## Instruction
Copy each line of the entries beneath that contains the word "screenshot".

== Recorded data ==

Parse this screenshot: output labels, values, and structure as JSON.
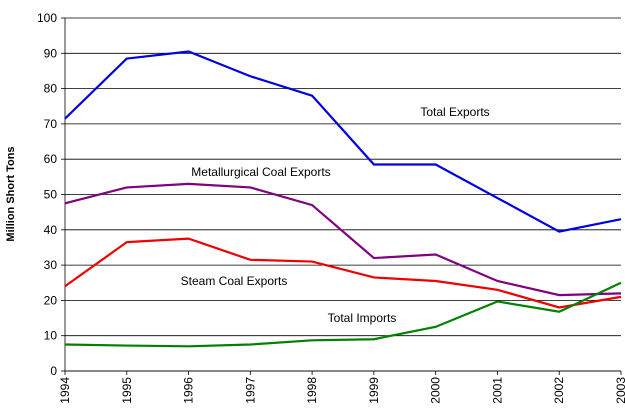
{
  "chart_data": {
    "type": "line",
    "y_label": "Million Short Tons",
    "categories": [
      "1994",
      "1995",
      "1996",
      "1997",
      "1998",
      "1999",
      "2000",
      "2001",
      "2002",
      "2003"
    ],
    "ylim": [
      0,
      100
    ],
    "yticks": [
      0,
      10,
      20,
      30,
      40,
      50,
      60,
      70,
      80,
      90,
      100
    ],
    "grid": true,
    "series": [
      {
        "name": "Total Exports",
        "color": "#0000e0",
        "values": [
          71.5,
          88.5,
          90.5,
          83.5,
          78,
          58.5,
          58.5,
          49,
          39.5,
          43
        ]
      },
      {
        "name": "Metallurgical Coal Exports",
        "color": "#800080",
        "values": [
          47.5,
          52,
          53,
          52,
          47,
          32,
          33,
          25.5,
          21.5,
          22
        ]
      },
      {
        "name": "Steam Coal Exports",
        "color": "#ee0000",
        "values": [
          24,
          36.5,
          37.5,
          31.5,
          31,
          26.5,
          25.5,
          23,
          18,
          21
        ]
      },
      {
        "name": "Total Imports",
        "color": "#008000",
        "values": [
          7.5,
          7.2,
          7,
          7.5,
          8.7,
          9,
          12.5,
          19.7,
          16.8,
          25
        ]
      }
    ]
  }
}
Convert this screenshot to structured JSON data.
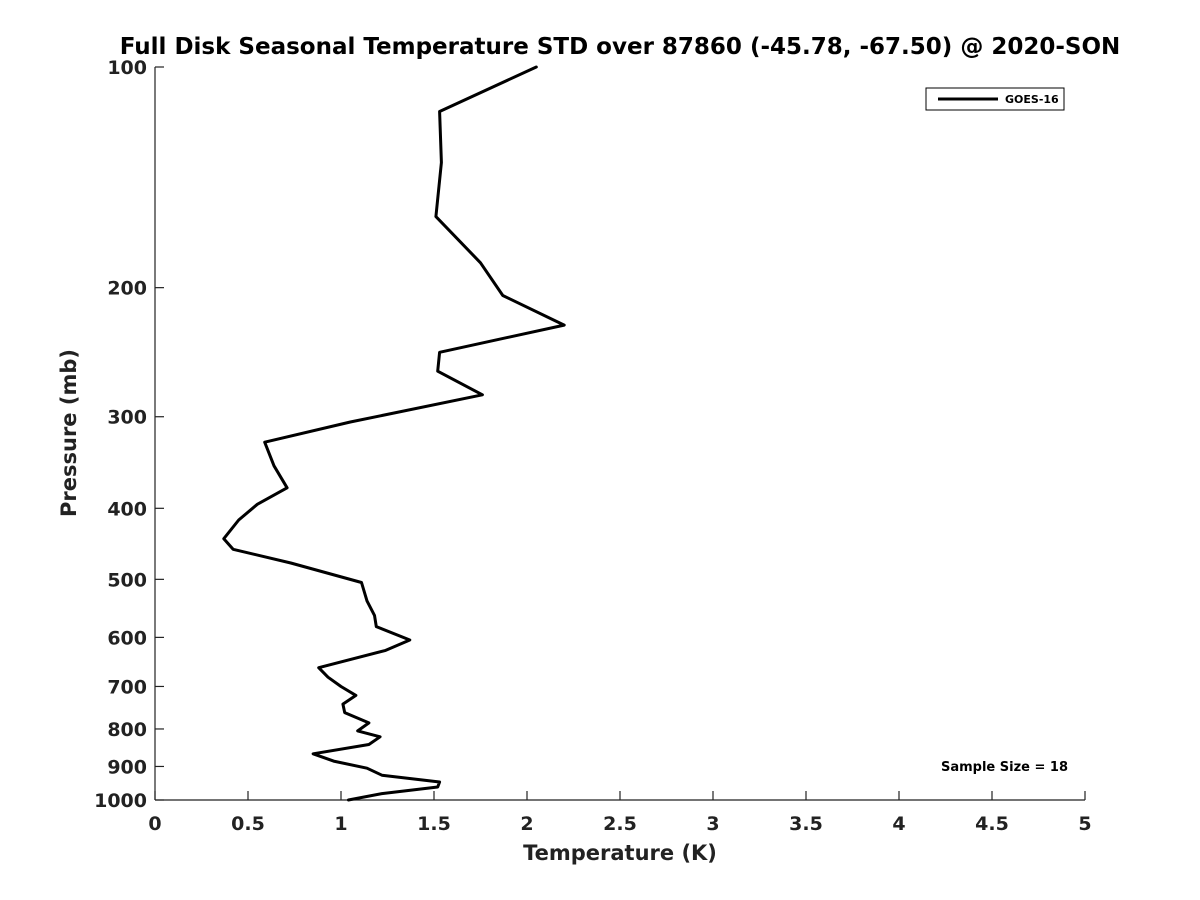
{
  "chart_data": {
    "type": "line",
    "title": "Full Disk Seasonal Temperature STD over 87860 (-45.78, -67.50) @ 2020-SON",
    "xlabel": "Temperature (K)",
    "ylabel": "Pressure (mb)",
    "xlim": [
      0,
      5
    ],
    "ylim": [
      100,
      1000
    ],
    "y_scale": "log",
    "y_inverted": true,
    "x_ticks": [
      0,
      0.5,
      1,
      1.5,
      2,
      2.5,
      3,
      3.5,
      4,
      4.5,
      5
    ],
    "x_tick_labels": [
      "0",
      "0.5",
      "1",
      "1.5",
      "2",
      "2.5",
      "3",
      "3.5",
      "4",
      "4.5",
      "5"
    ],
    "y_ticks": [
      100,
      200,
      300,
      400,
      500,
      600,
      700,
      800,
      900,
      1000
    ],
    "y_tick_labels": [
      "100",
      "200",
      "300",
      "400",
      "500",
      "600",
      "700",
      "800",
      "900",
      "1000"
    ],
    "grid": false,
    "legend": {
      "position": "top-right",
      "entries": [
        "GOES-16"
      ]
    },
    "annotation": "Sample Size = 18",
    "series": [
      {
        "name": "GOES-16",
        "color": "#000000",
        "x": [
          2.05,
          1.53,
          1.54,
          1.51,
          1.75,
          1.87,
          2.2,
          1.53,
          1.52,
          1.76,
          1.05,
          0.59,
          0.64,
          0.71,
          0.55,
          0.45,
          0.37,
          0.42,
          0.73,
          1.11,
          1.14,
          1.18,
          1.19,
          1.37,
          1.24,
          0.88,
          0.93,
          1.0,
          1.08,
          1.01,
          1.02,
          1.15,
          1.09,
          1.21,
          1.15,
          0.85,
          0.96,
          1.14,
          1.22,
          1.53,
          1.52,
          1.22,
          1.04
        ],
        "y": [
          100,
          115,
          135,
          160,
          185,
          205,
          225,
          245,
          260,
          280,
          305,
          325,
          350,
          375,
          395,
          415,
          440,
          455,
          475,
          505,
          535,
          560,
          580,
          605,
          625,
          660,
          680,
          700,
          720,
          740,
          760,
          785,
          805,
          820,
          840,
          865,
          885,
          905,
          925,
          945,
          960,
          980,
          1000
        ]
      }
    ]
  }
}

===

## Exercise output
Parse this screenshot: output labels, values, and structure as JSON.
Convert this screenshot to structured JSON data.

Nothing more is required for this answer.